_Problem requirements_. Output the material beneath this task exactly, images excluded.

_Excerpted data_.
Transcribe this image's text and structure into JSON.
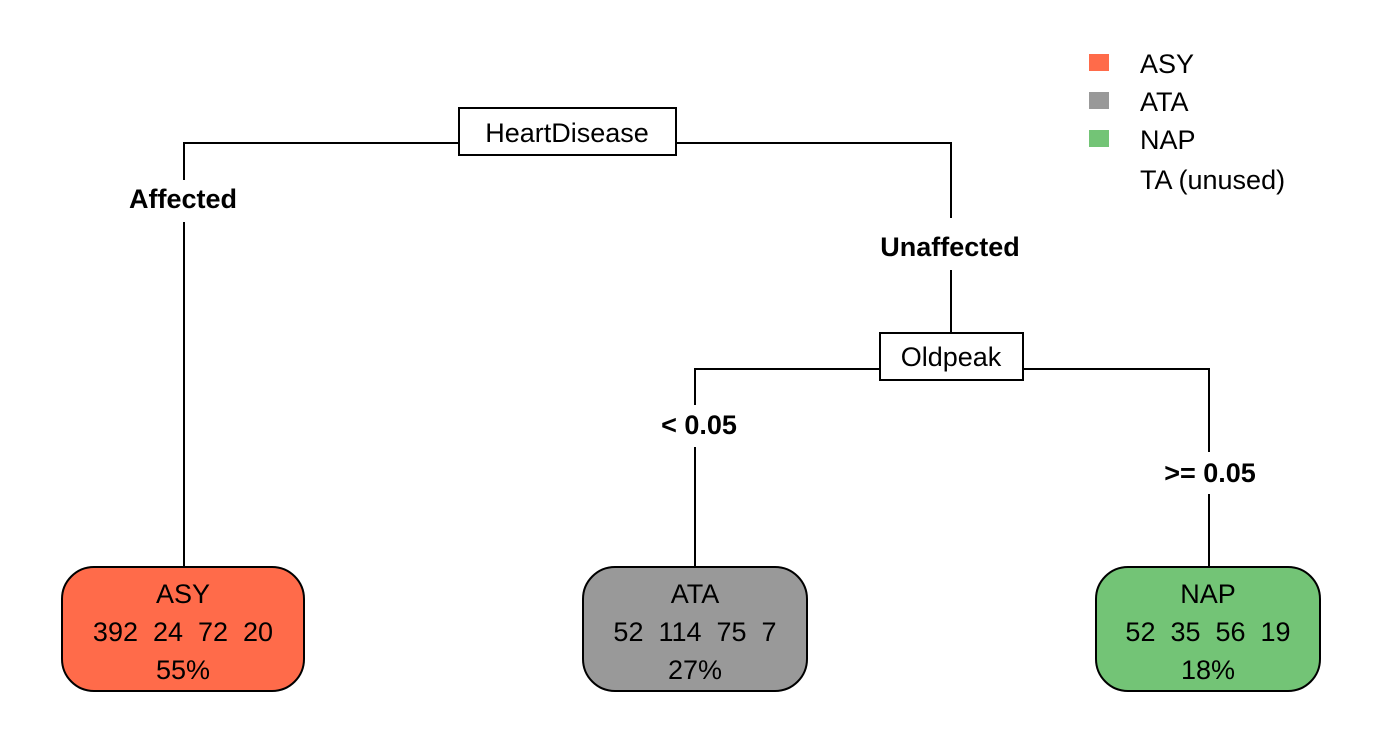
{
  "colors": {
    "ASY": "#FF6B4A",
    "ATA": "#999999",
    "NAP": "#73C476"
  },
  "tree": {
    "root": {
      "split": "HeartDisease",
      "left_label": "Affected",
      "right_label": "Unaffected"
    },
    "node2": {
      "split": "Oldpeak",
      "left_label": "< 0.05",
      "right_label": ">= 0.05"
    },
    "leaves": [
      {
        "class": "ASY",
        "counts": "392  24  72  20",
        "percent": "55%",
        "color_key": "ASY"
      },
      {
        "class": "ATA",
        "counts": "52  114  75  7",
        "percent": "27%",
        "color_key": "ATA"
      },
      {
        "class": "NAP",
        "counts": "52  35  56  19",
        "percent": "18%",
        "color_key": "NAP"
      }
    ]
  },
  "legend": [
    {
      "label": "ASY",
      "swatch": "ASY"
    },
    {
      "label": "ATA",
      "swatch": "ATA"
    },
    {
      "label": "NAP",
      "swatch": "NAP"
    },
    {
      "label": "TA (unused)",
      "swatch": ""
    }
  ]
}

_Solution for this problem_.
Transcribe this image's text and structure into JSON.
{
  "colors": {
    "ASY": "#FF6B4A",
    "ATA": "#999999",
    "NAP": "#73C476"
  },
  "tree": {
    "root": {
      "split": "HeartDisease",
      "left_label": "Affected",
      "right_label": "Unaffected"
    },
    "node2": {
      "split": "Oldpeak",
      "left_label": "< 0.05",
      "right_label": ">= 0.05"
    },
    "leaves": [
      {
        "class": "ASY",
        "counts": "392  24  72  20",
        "percent": "55%",
        "color_key": "ASY"
      },
      {
        "class": "ATA",
        "counts": "52  114  75  7",
        "percent": "27%",
        "color_key": "ATA"
      },
      {
        "class": "NAP",
        "counts": "52  35  56  19",
        "percent": "18%",
        "color_key": "NAP"
      }
    ]
  },
  "legend": [
    {
      "label": "ASY",
      "swatch": "ASY"
    },
    {
      "label": "ATA",
      "swatch": "ATA"
    },
    {
      "label": "NAP",
      "swatch": "NAP"
    },
    {
      "label": "TA (unused)",
      "swatch": ""
    }
  ]
}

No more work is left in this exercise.